*Instructions for the task*. Retype the listing that follows, word for word.

*Data supplied*.
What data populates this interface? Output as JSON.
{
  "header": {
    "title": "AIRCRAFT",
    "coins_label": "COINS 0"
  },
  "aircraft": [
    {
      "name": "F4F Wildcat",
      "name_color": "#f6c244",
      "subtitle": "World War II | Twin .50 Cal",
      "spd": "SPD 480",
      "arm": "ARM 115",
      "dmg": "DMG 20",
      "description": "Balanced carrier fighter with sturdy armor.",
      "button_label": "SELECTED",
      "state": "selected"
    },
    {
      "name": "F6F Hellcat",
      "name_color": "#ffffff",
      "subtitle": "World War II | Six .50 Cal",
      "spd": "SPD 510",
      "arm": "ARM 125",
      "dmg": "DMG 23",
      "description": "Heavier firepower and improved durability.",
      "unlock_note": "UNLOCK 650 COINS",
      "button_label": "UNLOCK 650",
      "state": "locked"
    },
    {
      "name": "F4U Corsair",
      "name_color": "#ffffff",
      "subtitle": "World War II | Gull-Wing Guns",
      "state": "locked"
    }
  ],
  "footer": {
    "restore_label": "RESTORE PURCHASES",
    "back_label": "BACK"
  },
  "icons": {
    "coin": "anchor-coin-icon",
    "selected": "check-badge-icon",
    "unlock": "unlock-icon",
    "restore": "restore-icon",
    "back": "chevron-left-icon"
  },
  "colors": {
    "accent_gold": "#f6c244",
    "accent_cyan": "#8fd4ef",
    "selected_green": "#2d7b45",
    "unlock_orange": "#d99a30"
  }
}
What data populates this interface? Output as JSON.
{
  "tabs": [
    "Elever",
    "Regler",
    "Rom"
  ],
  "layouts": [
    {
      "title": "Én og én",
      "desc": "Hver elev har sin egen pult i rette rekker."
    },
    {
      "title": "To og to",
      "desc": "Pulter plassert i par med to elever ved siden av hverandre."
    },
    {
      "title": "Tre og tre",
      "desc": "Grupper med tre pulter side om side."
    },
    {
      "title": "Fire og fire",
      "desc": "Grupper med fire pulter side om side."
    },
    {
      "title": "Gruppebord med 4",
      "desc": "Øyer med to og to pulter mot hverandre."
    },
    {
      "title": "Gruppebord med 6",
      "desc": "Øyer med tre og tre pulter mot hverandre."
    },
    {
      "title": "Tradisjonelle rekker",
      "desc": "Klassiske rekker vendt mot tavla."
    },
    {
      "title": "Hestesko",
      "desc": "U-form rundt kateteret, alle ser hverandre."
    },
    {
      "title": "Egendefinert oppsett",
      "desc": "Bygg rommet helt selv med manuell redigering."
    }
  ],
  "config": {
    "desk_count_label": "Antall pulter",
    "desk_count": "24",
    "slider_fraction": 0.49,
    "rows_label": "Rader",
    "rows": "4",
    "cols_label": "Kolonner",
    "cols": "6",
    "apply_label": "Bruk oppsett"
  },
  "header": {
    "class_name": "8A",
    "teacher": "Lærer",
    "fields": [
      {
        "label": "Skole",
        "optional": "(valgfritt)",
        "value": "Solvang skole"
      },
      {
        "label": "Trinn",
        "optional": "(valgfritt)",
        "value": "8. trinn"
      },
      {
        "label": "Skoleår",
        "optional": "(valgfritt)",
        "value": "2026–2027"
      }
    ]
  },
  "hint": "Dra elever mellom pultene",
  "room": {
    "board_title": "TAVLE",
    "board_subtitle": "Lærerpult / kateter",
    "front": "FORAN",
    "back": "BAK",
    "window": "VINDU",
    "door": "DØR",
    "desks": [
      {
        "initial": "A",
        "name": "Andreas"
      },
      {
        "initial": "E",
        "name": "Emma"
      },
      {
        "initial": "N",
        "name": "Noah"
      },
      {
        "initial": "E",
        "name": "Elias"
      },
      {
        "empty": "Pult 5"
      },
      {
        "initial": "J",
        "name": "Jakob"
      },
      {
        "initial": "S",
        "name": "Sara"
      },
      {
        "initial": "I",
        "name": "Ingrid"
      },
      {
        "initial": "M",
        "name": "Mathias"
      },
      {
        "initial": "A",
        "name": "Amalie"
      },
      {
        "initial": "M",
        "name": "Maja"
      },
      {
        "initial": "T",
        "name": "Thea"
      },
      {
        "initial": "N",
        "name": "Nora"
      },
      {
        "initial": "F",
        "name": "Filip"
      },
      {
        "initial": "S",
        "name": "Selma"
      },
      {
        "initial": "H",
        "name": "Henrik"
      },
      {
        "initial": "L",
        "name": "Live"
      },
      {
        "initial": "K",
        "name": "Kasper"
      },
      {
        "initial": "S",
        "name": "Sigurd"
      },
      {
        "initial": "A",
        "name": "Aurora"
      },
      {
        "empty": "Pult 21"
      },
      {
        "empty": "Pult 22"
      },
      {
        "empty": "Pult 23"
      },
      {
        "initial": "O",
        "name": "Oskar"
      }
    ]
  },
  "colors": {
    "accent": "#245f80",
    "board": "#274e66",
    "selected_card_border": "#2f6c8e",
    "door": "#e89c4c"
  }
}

*Expected answer*.
What data populates this interface? Output as JSON.
{
  "header": {
    "title": "AIRCRAFT",
    "coins_label": "COINS 0"
  },
  "aircraft": [
    {
      "name": "F4F Wildcat",
      "name_color": "#f6c244",
      "subtitle": "World War II | Twin .50 Cal",
      "spd": "SPD 480",
      "arm": "ARM 115",
      "dmg": "DMG 20",
      "description": "Balanced carrier fighter with sturdy armor.",
      "button_label": "SELECTED",
      "state": "selected"
    },
    {
      "name": "F6F Hellcat",
      "name_color": "#ffffff",
      "subtitle": "World War II | Six .50 Cal",
      "spd": "SPD 510",
      "arm": "ARM 125",
      "dmg": "DMG 23",
      "description": "Heavier firepower and improved durability.",
      "unlock_note": "UNLOCK 650 COINS",
      "button_label": "UNLOCK 650",
      "state": "locked"
    },
    {
      "name": "F4U Corsair",
      "name_color": "#ffffff",
      "subtitle": "World War II | Gull-Wing Guns",
      "state": "locked"
    }
  ],
  "footer": {
    "restore_label": "RESTORE PURCHASES",
    "back_label": "BACK"
  },
  "icons": {
    "coin": "anchor-coin-icon",
    "selected": "check-badge-icon",
    "unlock": "unlock-icon",
    "restore": "restore-icon",
    "back": "chevron-left-icon"
  },
  "colors": {
    "accent_gold": "#f6c244",
    "accent_cyan": "#8fd4ef",
    "selected_green": "#2d7b45",
    "unlock_orange": "#d99a30"
  }
}
What data populates this interface? Output as JSON.
{
  "tabs": [
    "Elever",
    "Regler",
    "Rom"
  ],
  "layouts": [
    {
      "title": "Én og én",
      "desc": "Hver elev har sin egen pult i rette rekker."
    },
    {
      "title": "To og to",
      "desc": "Pulter plassert i par med to elever ved siden av hverandre."
    },
    {
      "title": "Tre og tre",
      "desc": "Grupper med tre pulter side om side."
    },
    {
      "title": "Fire og fire",
      "desc": "Grupper med fire pulter side om side."
    },
    {
      "title": "Gruppebord med 4",
      "desc": "Øyer med to og to pulter mot hverandre."
    },
    {
      "title": "Gruppebord med 6",
      "desc": "Øyer med tre og tre pulter mot hverandre."
    },
    {
      "title": "Tradisjonelle rekker",
      "desc": "Klassiske rekker vendt mot tavla."
    },
    {
      "title": "Hestesko",
      "desc": "U-form rundt kateteret, alle ser hverandre."
    },
    {
      "title": "Egendefinert oppsett",
      "desc": "Bygg rommet helt selv med manuell redigering."
    }
  ],
  "config": {
    "desk_count_label": "Antall pulter",
    "desk_count": "24",
    "slider_fraction": 0.49,
    "rows_label": "Rader",
    "rows": "4",
    "cols_label": "Kolonner",
    "cols": "6",
    "apply_label": "Bruk oppsett"
  },
  "header": {
    "class_name": "8A",
    "teacher": "Lærer",
    "fields": [
      {
        "label": "Skole",
        "optional": "(valgfritt)",
        "value": "Solvang skole"
      },
      {
        "label": "Trinn",
        "optional": "(valgfritt)",
        "value": "8. trinn"
      },
      {
        "label": "Skoleår",
        "optional": "(valgfritt)",
        "value": "2026–2027"
      }
    ]
  },
  "hint": "Dra elever mellom pultene",
  "room": {
    "board_title": "TAVLE",
    "board_subtitle": "Lærerpult / kateter",
    "front": "FORAN",
    "back": "BAK",
    "window": "VINDU",
    "door": "DØR",
    "desks": [
      {
        "initial": "A",
        "name": "Andreas"
      },
      {
        "initial": "E",
        "name": "Emma"
      },
      {
        "initial": "N",
        "name": "Noah"
      },
      {
        "initial": "E",
        "name": "Elias"
      },
      {
        "empty": "Pult 5"
      },
      {
        "initial": "J",
        "name": "Jakob"
      },
      {
        "initial": "S",
        "name": "Sara"
      },
      {
        "initial": "I",
        "name": "Ingrid"
      },
      {
        "initial": "M",
        "name": "Mathias"
      },
      {
        "initial": "A",
        "name": "Amalie"
      },
      {
        "initial": "M",
        "name": "Maja"
      },
      {
        "initial": "T",
        "name": "Thea"
      },
      {
        "initial": "N",
        "name": "Nora"
      },
      {
        "initial": "F",
        "name": "Filip"
      },
      {
        "initial": "S",
        "name": "Selma"
      },
      {
        "initial": "H",
        "name": "Henrik"
      },
      {
        "initial": "L",
        "name": "Live"
      },
      {
        "initial": "K",
        "name": "Kasper"
      },
      {
        "initial": "S",
        "name": "Sigurd"
      },
      {
        "initial": "A",
        "name": "Aurora"
      },
      {
        "empty": "Pult 21"
      },
      {
        "empty": "Pult 22"
      },
      {
        "empty": "Pult 23"
      },
      {
        "initial": "O",
        "name": "Oskar"
      }
    ]
  },
  "colors": {
    "accent": "#245f80",
    "board": "#274e66",
    "selected_card_border": "#2f6c8e",
    "door": "#e89c4c"
  }
}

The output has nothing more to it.